→ **What you are asked to do**
Carry on the piece below about telling sincere men from smooth-talking liars in romance, picking up right after its last paragraph.

→ **Excerpted text**

It occurs to me that this problem comes up in our relationships on a daily basis, which is probably why JK Rowling made such a big deal of it in the Harry Potter series.
Women have been trained from a very young age to expect certain things from romantic relationships. I call it Cinderella Syndrome. It goes like this: you meet a guy, you fall for him, he falls for you, and then you live happily ever after. We go through childhood expecting this. And many of us become disillusioned after we go through one or two or ten break-ups and it becomes clear that happily ever after is not always a given. Add in the constant media barrage of classic lines designed to make us believe fairy tale love is everywhere (ie: “You had me at hello.”) and it’s no wonder it can frequently become difficult to distinguish the men who are being genuine from the men who know what sounds good – the “liars”.
So how do we sort them out? Is there some sort of paradigm for telling the good ones from the bad ones? Or do actions truly speak louder than words in these cases?
Furthermore, I once received the following piece of advice: if you go into a relationship with the idea that it’s untrustworthy, it’s blemished from the start, so why bother? Either give it the benefit of the doubt or forget about it altogether. While this is good advice, I can’t help but wonder if this kind of thinking isn’t favorable to the liars. If the reason so many women are jaded is because we aren’t correctly identifying the imperii and are subsequently walking away with the stub end of the stick, is it possible that the best policy is to only believe actions and discount the words?

→ **Supplied data**
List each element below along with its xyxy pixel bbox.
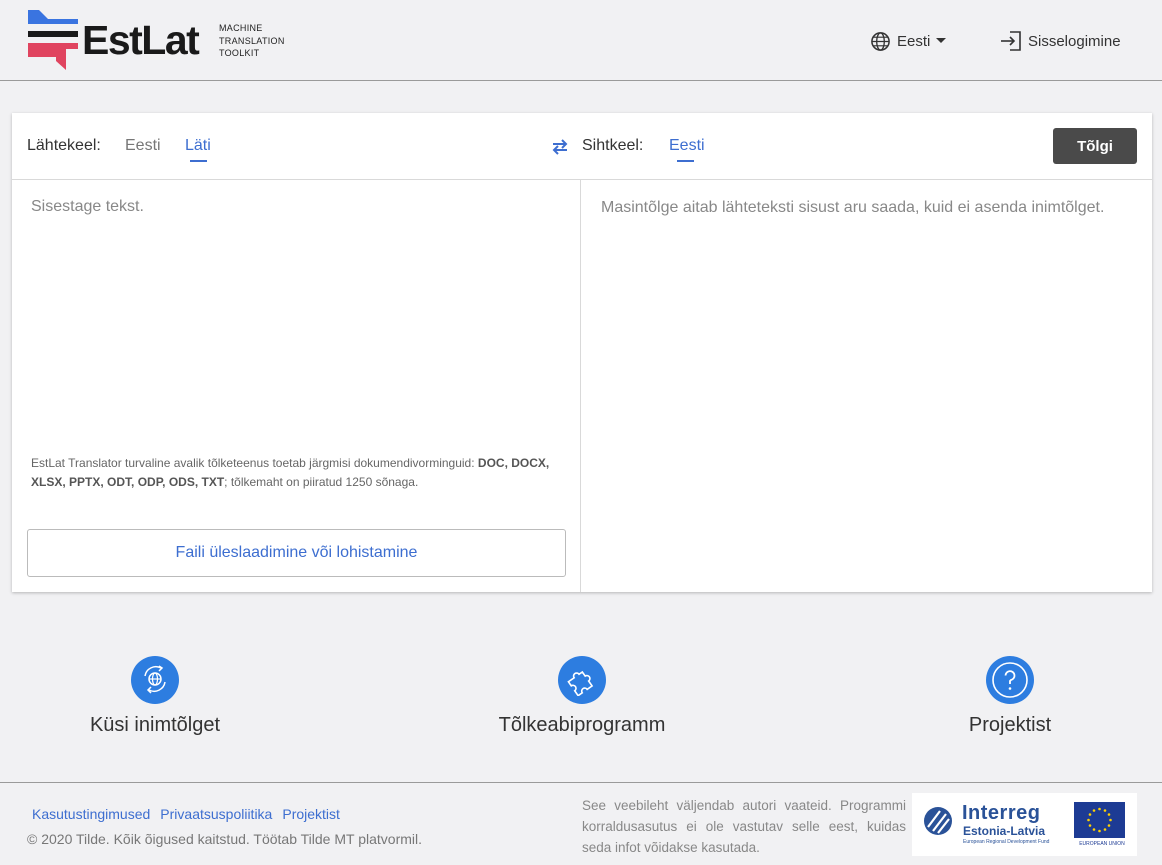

→ **Task answer**
And where is love in all this? Have we really become so cynical that when someone does come along who personifies the fairy tale we can’t accept it? What has happened to the burning, passionate, can’t-live-without-each-other love they had back in the days of Casablanca? It seems we have accepted that we will never have this type of love, so we settle for whatever’s lying around.
Am I the only one who is looking for – and believes in – “butterflies” – consuming, inconvenient, it-doesn’t-make-any-sense-and-that’s-why-I-trust-it love? Probably not. But again, I can’t help but wonder if it’s this kind of thinking that tends hand hopeful women everywhere the crappy end of the stick.
© 2008, The Table Has Shoes (and Other Ambiguities). All rights reserved.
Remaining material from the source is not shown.